PROBLEM DESCRIPTION
Copy nothing but the text: repeat each entry exactly and drop the images.

==========

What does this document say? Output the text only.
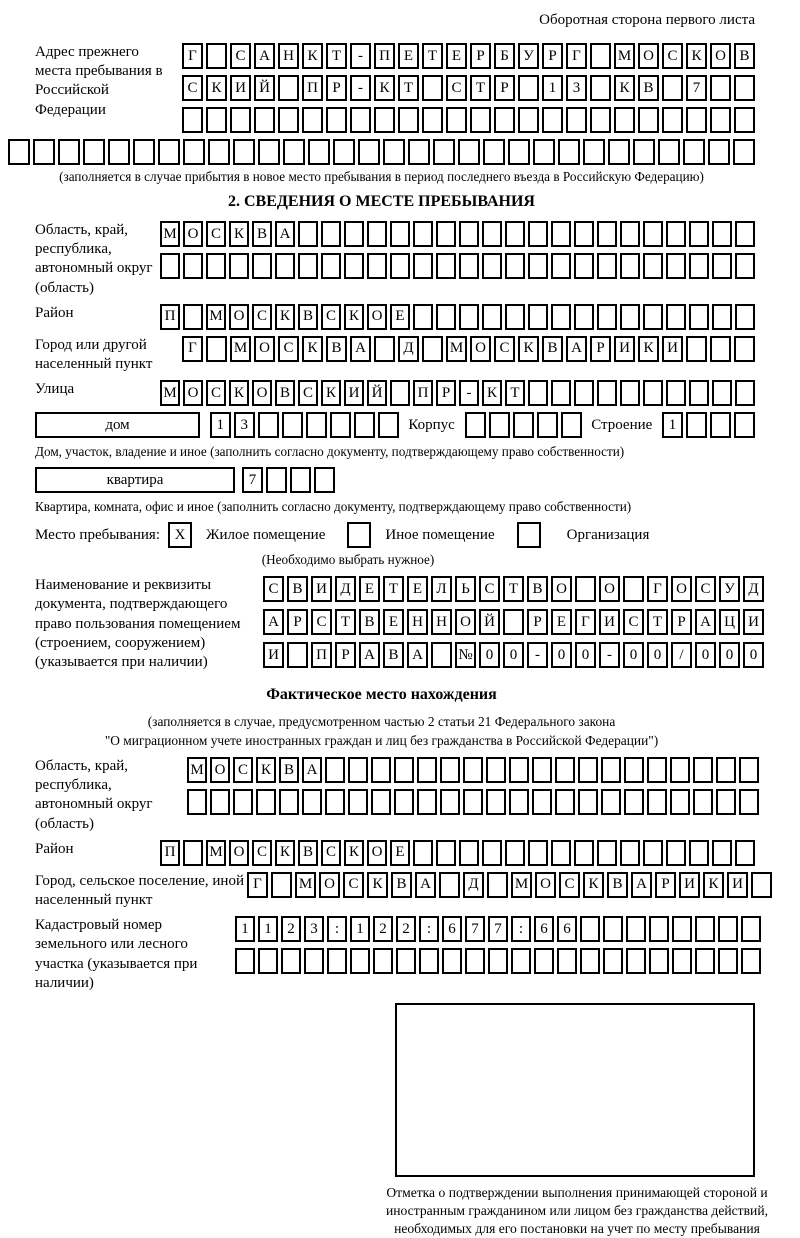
Оборотная сторона первого листа
Адрес прежнего места пребывания в Российской Федерации
Г	С А Н К Т	-	П Е Т Е	Р	Б У Р	Г	М О С К О В
С К И Й	П Р	-	К Т	С Т	Р	1	3	К В	7
(заполняется в случае прибытия в новое место пребывания в период последнего въезда в Российскую Федерацию)
2. СВЕДЕНИЯ О МЕСТЕ ПРЕБЫВАНИЯ
Область, край, республика, автономный округ (область)
М О С К В А
Район	П	М О С К В С К О Е
Город или другой населенный пункт
Г	М О С К В А	Д	М О С К В А Р И К И
Улица	М О С К О В С К И Й	П Р	-	К Т
дом	1	3	Корпус	Строение	1
Дом, участок, владение и иное (заполнить согласно документу, подтверждающему право собственности)
квартира	7
Квартира, комната, офис и иное (заполнить согласно документу, подтверждающему право собственности)
Место пребывания: X	Жилое помещение	Иное помещение	Организация
(Необходимо выбрать нужное)
Наименование и реквизиты документа, подтверждающего право пользования помещением (строением, сооружением) (указывается при наличии)
С В И Д Е Т Е Л Ь С Т В О	О	Г О С У Д
А Р С Т В Е Н Н О Й	Р	Е	Г И С Т	Р А Ц И
И	П Р А В А	№ 0	0	-	0	0	-	0	0	/	0	0	0
Фактическое место нахождения
(заполняется в случае, предусмотренном частью 2 статьи 21 Федерального закона
"О миграционном учете иностранных граждан и лиц без гражданства в Российской Федерации")
Область, край, республика, автономный округ (область)
М О С К В А
Район	П	М О С К В С К О Е
Город, сельское поселение, иной населенный пункт
Г	М О С К В А	Д	М О С К В А Р И К И
Кадастровый номер земельного или лесного участка (указывается при наличии)
1	1	2	3	:	1	2	2	:	6	7	7	:	6	6
Отметка о подтверждении выполнения принимающей стороной и иностранным гражданином или лицом без гражданства действий, необходимых для его постановки на учет по месту пребывания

==========

SOLUTION TO THIS TASK
What does this document say? Output the text only.
Оборотная сторона первого листа
Адрес прежнего места пребывания в Российской Федерации
Г	С А Н К Т	-	П Е Т Е	Р	Б У Р	Г	М О С К О В
С К И Й	П Р	-	К Т	С Т	Р	1	3	К В	7
(заполняется в случае прибытия в новое место пребывания в период последнего въезда в Российскую Федерацию)
2. СВЕДЕНИЯ О МЕСТЕ ПРЕБЫВАНИЯ
Область, край, республика, автономный округ (область)
М О С К В А
Район	П	М О С К В С К О Е
Город или другой населенный пункт
Г	М О С К В А	Д	М О С К В А Р И К И
Улица	М О С К О В С К И Й	П Р	-	К Т
дом	1	3	Корпус	Строение	1
Дом, участок, владение и иное (заполнить согласно документу, подтверждающему право собственности)
квартира	7
Квартира, комната, офис и иное (заполнить согласно документу, подтверждающему право собственности)
Место пребывания: X	Жилое помещение	Иное помещение	Организация
(Необходимо выбрать нужное)
Наименование и реквизиты документа, подтверждающего право пользования помещением (строением, сооружением) (указывается при наличии)
С В И Д Е Т Е Л Ь С Т В О	О	Г О С У Д
А Р С Т В Е Н Н О Й	Р	Е	Г И С Т	Р А Ц И
И	П Р А В А	№ 0	0	-	0	0	-	0	0	/	0	0	0
Фактическое место нахождения
(заполняется в случае, предусмотренном частью 2 статьи 21 Федерального закона
"О миграционном учете иностранных граждан и лиц без гражданства в Российской Федерации")
Область, край, республика, автономный округ (область)
М О С К В А
Район	П	М О С К В С К О Е
Город, сельское поселение, иной населенный пункт
Г	М О С К В А	Д	М О С К В А Р И К И
Кадастровый номер земельного или лесного участка (указывается при наличии)
1	1	2	3	:	1	2	2	:	6	7	7	:	6	6
Отметка о подтверждении выполнения принимающей стороной и иностранным гражданином или лицом без гражданства действий, необходимых для его постановки на учет по месту пребывания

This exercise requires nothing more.